▸ **Rows**
BEGIN
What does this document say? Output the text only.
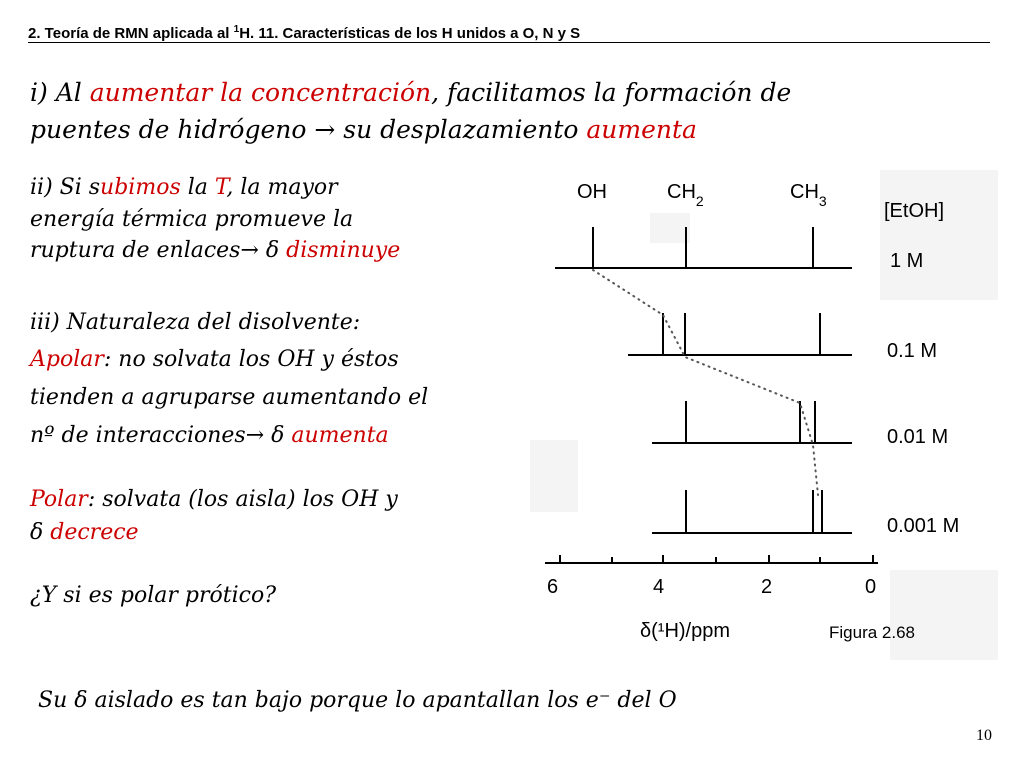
2. Teoría de RMN aplicada al $^1$H. 11. Características de los H unidos a O, N y S
i) Al aumentar la concentración, facilitamos la formación de
puentes de hidrógeno → su desplazamiento aumenta
ii) Si subimos la T, la mayor
energía térmica promueve la
ruptura de enlaces→ δ disminuye
iii) Naturaleza del disolvente:
Apolar: no solvata los OH y éstos
tienden a agruparse aumentando el
nº de interacciones→ δ aumenta
Polar: solvata (los aisla) los OH y
δ decrece
¿Y si es polar prótico?
Su δ aislado es tan bajo porque lo apantallan los e⁻ del O
OH	$CH_2$	$CH_3$	[EtOH]
1 M
0.1 M
0.01 M
0.001 M
6	4	2	0
δ(¹H)/ppm	Figura 2.68
10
END
Extract every line of the data exactly; pictures stay out.

▸ **Completed exercise**
What does this document say? Output the text only.
2. Teoría de RMN aplicada al $^1$H. 11. Características de los H unidos a O, N y S
i) Al aumentar la concentración, facilitamos la formación de
puentes de hidrógeno → su desplazamiento aumenta
ii) Si subimos la T, la mayor
energía térmica promueve la
ruptura de enlaces→ δ disminuye
iii) Naturaleza del disolvente:
Apolar: no solvata los OH y éstos
tienden a agruparse aumentando el
nº de interacciones→ δ aumenta
Polar: solvata (los aisla) los OH y
δ decrece
¿Y si es polar prótico?
Su δ aislado es tan bajo porque lo apantallan los e⁻ del O
OH	$CH_2$	$CH_3$	[EtOH]
1 M
0.1 M
0.01 M
0.001 M
6	4	2	0
δ(¹H)/ppm	Figura 2.68
10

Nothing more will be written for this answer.